## Written request
Each record that follows should be repeated exactly, minus any images.

## Data for this task
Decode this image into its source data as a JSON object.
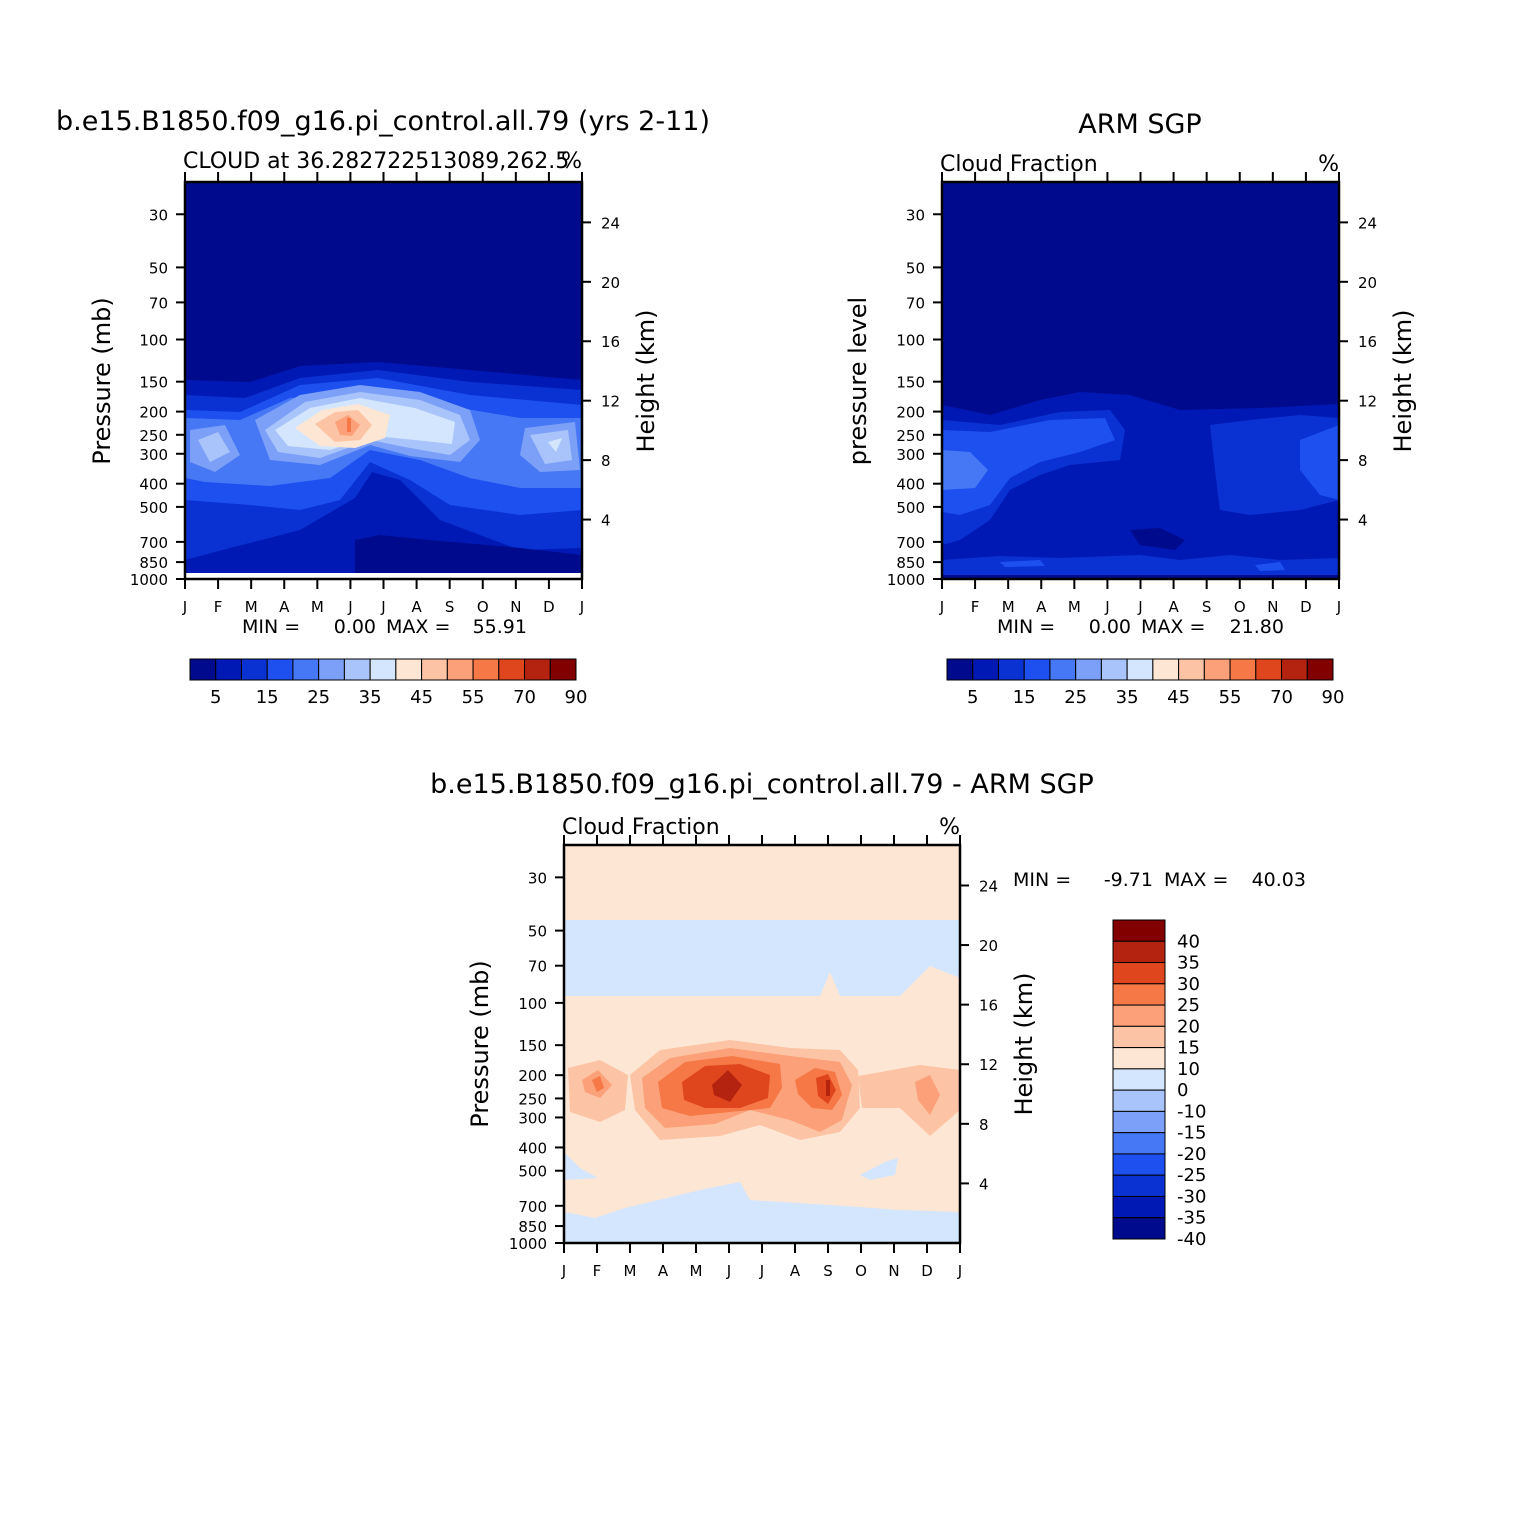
{
  "chart_data": [
    {
      "type": "heatmap",
      "title": "b.e15.B1850.f09_g16.pi_control.all.79 (yrs 2-11)",
      "subtitle_left": "CLOUD at 36.282722513089,262.5",
      "subtitle_right": "%",
      "ylabel": "Pressure (mb)",
      "ylabel_right": "Height (km)",
      "x_ticks": [
        "J",
        "F",
        "M",
        "A",
        "M",
        "J",
        "J",
        "A",
        "S",
        "O",
        "N",
        "D",
        "J"
      ],
      "y_ticks": [
        "30",
        "50",
        "70",
        "100",
        "150",
        "200",
        "250",
        "300",
        "400",
        "500",
        "700",
        "850",
        "1000"
      ],
      "y_ticks_right": [
        "24",
        "20",
        "16",
        "12",
        "8",
        "4"
      ],
      "ylim": [
        1000,
        22
      ],
      "stats": {
        "min_label": "MIN =",
        "min": "0.00",
        "max_label": "MAX =",
        "max": "55.91"
      },
      "colorbar": {
        "orientation": "horizontal",
        "tick_labels": [
          "5",
          "15",
          "25",
          "35",
          "45",
          "55",
          "70",
          "90"
        ],
        "colors": [
          "#000a8c",
          "#0019b4",
          "#0a32d2",
          "#1e50f0",
          "#4678f5",
          "#7ca0f8",
          "#a8c4fb",
          "#d4e6fd",
          "#fde6d4",
          "#fcc4a4",
          "#fba078",
          "#f57846",
          "#e0461e",
          "#b4230f",
          "#820000"
        ]
      },
      "max_cell": {
        "month": "Jun",
        "pressure_mb": 250,
        "value": 55.91
      },
      "min_value": 0.0
    },
    {
      "type": "heatmap",
      "title": "ARM SGP",
      "subtitle_left": "Cloud Fraction",
      "subtitle_right": "%",
      "ylabel": "pressure level",
      "ylabel_right": "Height (km)",
      "x_ticks": [
        "J",
        "F",
        "M",
        "A",
        "M",
        "J",
        "J",
        "A",
        "S",
        "O",
        "N",
        "D",
        "J"
      ],
      "y_ticks": [
        "30",
        "50",
        "70",
        "100",
        "150",
        "200",
        "250",
        "300",
        "400",
        "500",
        "700",
        "850",
        "1000"
      ],
      "y_ticks_right": [
        "24",
        "20",
        "16",
        "12",
        "8",
        "4"
      ],
      "ylim": [
        1000,
        22
      ],
      "stats": {
        "min_label": "MIN =",
        "min": "0.00",
        "max_label": "MAX =",
        "max": "21.80"
      },
      "colorbar": {
        "orientation": "horizontal",
        "tick_labels": [
          "5",
          "15",
          "25",
          "35",
          "45",
          "55",
          "70",
          "90"
        ],
        "colors": [
          "#000a8c",
          "#0019b4",
          "#0a32d2",
          "#1e50f0",
          "#4678f5",
          "#7ca0f8",
          "#a8c4fb",
          "#d4e6fd",
          "#fde6d4",
          "#fcc4a4",
          "#fba078",
          "#f57846",
          "#e0461e",
          "#b4230f",
          "#820000"
        ]
      }
    },
    {
      "type": "heatmap",
      "title": "b.e15.B1850.f09_g16.pi_control.all.79 - ARM SGP",
      "subtitle_left": "Cloud Fraction",
      "subtitle_right": "%",
      "ylabel": "Pressure (mb)",
      "ylabel_right": "Height (km)",
      "x_ticks": [
        "J",
        "F",
        "M",
        "A",
        "M",
        "J",
        "J",
        "A",
        "S",
        "O",
        "N",
        "D",
        "J"
      ],
      "y_ticks": [
        "30",
        "50",
        "70",
        "100",
        "150",
        "200",
        "250",
        "300",
        "400",
        "500",
        "700",
        "850",
        "1000"
      ],
      "y_ticks_right": [
        "24",
        "20",
        "16",
        "12",
        "8",
        "4"
      ],
      "ylim": [
        1000,
        22
      ],
      "stats": {
        "min_label": "MIN =",
        "min": "-9.71",
        "max_label": "MAX =",
        "max": "40.03"
      },
      "colorbar": {
        "orientation": "vertical",
        "tick_labels": [
          "40",
          "35",
          "30",
          "25",
          "20",
          "15",
          "10",
          "0",
          "-10",
          "-15",
          "-20",
          "-25",
          "-30",
          "-35",
          "-40"
        ],
        "colors": [
          "#820000",
          "#b4230f",
          "#e0461e",
          "#f57846",
          "#fba078",
          "#fcc4a4",
          "#fde6d4",
          "#d4e6fd",
          "#a8c4fb",
          "#7ca0f8",
          "#4678f5",
          "#1e50f0",
          "#0a32d2",
          "#0019b4",
          "#000a8c"
        ]
      }
    }
  ]
}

## Reply to the task
Decode this image into its source data as a JSON object.
{
  "chart_data": [
    {
      "type": "heatmap",
      "title": "b.e15.B1850.f09_g16.pi_control.all.79 (yrs 2-11)",
      "subtitle_left": "CLOUD at 36.282722513089,262.5",
      "subtitle_right": "%",
      "ylabel": "Pressure (mb)",
      "ylabel_right": "Height (km)",
      "x_ticks": [
        "J",
        "F",
        "M",
        "A",
        "M",
        "J",
        "J",
        "A",
        "S",
        "O",
        "N",
        "D",
        "J"
      ],
      "y_ticks": [
        "30",
        "50",
        "70",
        "100",
        "150",
        "200",
        "250",
        "300",
        "400",
        "500",
        "700",
        "850",
        "1000"
      ],
      "y_ticks_right": [
        "24",
        "20",
        "16",
        "12",
        "8",
        "4"
      ],
      "ylim": [
        1000,
        22
      ],
      "stats": {
        "min_label": "MIN =",
        "min": "0.00",
        "max_label": "MAX =",
        "max": "55.91"
      },
      "colorbar": {
        "orientation": "horizontal",
        "tick_labels": [
          "5",
          "15",
          "25",
          "35",
          "45",
          "55",
          "70",
          "90"
        ],
        "colors": [
          "#000a8c",
          "#0019b4",
          "#0a32d2",
          "#1e50f0",
          "#4678f5",
          "#7ca0f8",
          "#a8c4fb",
          "#d4e6fd",
          "#fde6d4",
          "#fcc4a4",
          "#fba078",
          "#f57846",
          "#e0461e",
          "#b4230f",
          "#820000"
        ]
      },
      "max_cell": {
        "month": "Jun",
        "pressure_mb": 250,
        "value": 55.91
      },
      "min_value": 0.0
    },
    {
      "type": "heatmap",
      "title": "ARM SGP",
      "subtitle_left": "Cloud Fraction",
      "subtitle_right": "%",
      "ylabel": "pressure level",
      "ylabel_right": "Height (km)",
      "x_ticks": [
        "J",
        "F",
        "M",
        "A",
        "M",
        "J",
        "J",
        "A",
        "S",
        "O",
        "N",
        "D",
        "J"
      ],
      "y_ticks": [
        "30",
        "50",
        "70",
        "100",
        "150",
        "200",
        "250",
        "300",
        "400",
        "500",
        "700",
        "850",
        "1000"
      ],
      "y_ticks_right": [
        "24",
        "20",
        "16",
        "12",
        "8",
        "4"
      ],
      "ylim": [
        1000,
        22
      ],
      "stats": {
        "min_label": "MIN =",
        "min": "0.00",
        "max_label": "MAX =",
        "max": "21.80"
      },
      "colorbar": {
        "orientation": "horizontal",
        "tick_labels": [
          "5",
          "15",
          "25",
          "35",
          "45",
          "55",
          "70",
          "90"
        ],
        "colors": [
          "#000a8c",
          "#0019b4",
          "#0a32d2",
          "#1e50f0",
          "#4678f5",
          "#7ca0f8",
          "#a8c4fb",
          "#d4e6fd",
          "#fde6d4",
          "#fcc4a4",
          "#fba078",
          "#f57846",
          "#e0461e",
          "#b4230f",
          "#820000"
        ]
      }
    },
    {
      "type": "heatmap",
      "title": "b.e15.B1850.f09_g16.pi_control.all.79 - ARM SGP",
      "subtitle_left": "Cloud Fraction",
      "subtitle_right": "%",
      "ylabel": "Pressure (mb)",
      "ylabel_right": "Height (km)",
      "x_ticks": [
        "J",
        "F",
        "M",
        "A",
        "M",
        "J",
        "J",
        "A",
        "S",
        "O",
        "N",
        "D",
        "J"
      ],
      "y_ticks": [
        "30",
        "50",
        "70",
        "100",
        "150",
        "200",
        "250",
        "300",
        "400",
        "500",
        "700",
        "850",
        "1000"
      ],
      "y_ticks_right": [
        "24",
        "20",
        "16",
        "12",
        "8",
        "4"
      ],
      "ylim": [
        1000,
        22
      ],
      "stats": {
        "min_label": "MIN =",
        "min": "-9.71",
        "max_label": "MAX =",
        "max": "40.03"
      },
      "colorbar": {
        "orientation": "vertical",
        "tick_labels": [
          "40",
          "35",
          "30",
          "25",
          "20",
          "15",
          "10",
          "0",
          "-10",
          "-15",
          "-20",
          "-25",
          "-30",
          "-35",
          "-40"
        ],
        "colors": [
          "#820000",
          "#b4230f",
          "#e0461e",
          "#f57846",
          "#fba078",
          "#fcc4a4",
          "#fde6d4",
          "#d4e6fd",
          "#a8c4fb",
          "#7ca0f8",
          "#4678f5",
          "#1e50f0",
          "#0a32d2",
          "#0019b4",
          "#000a8c"
        ]
      }
    }
  ]
}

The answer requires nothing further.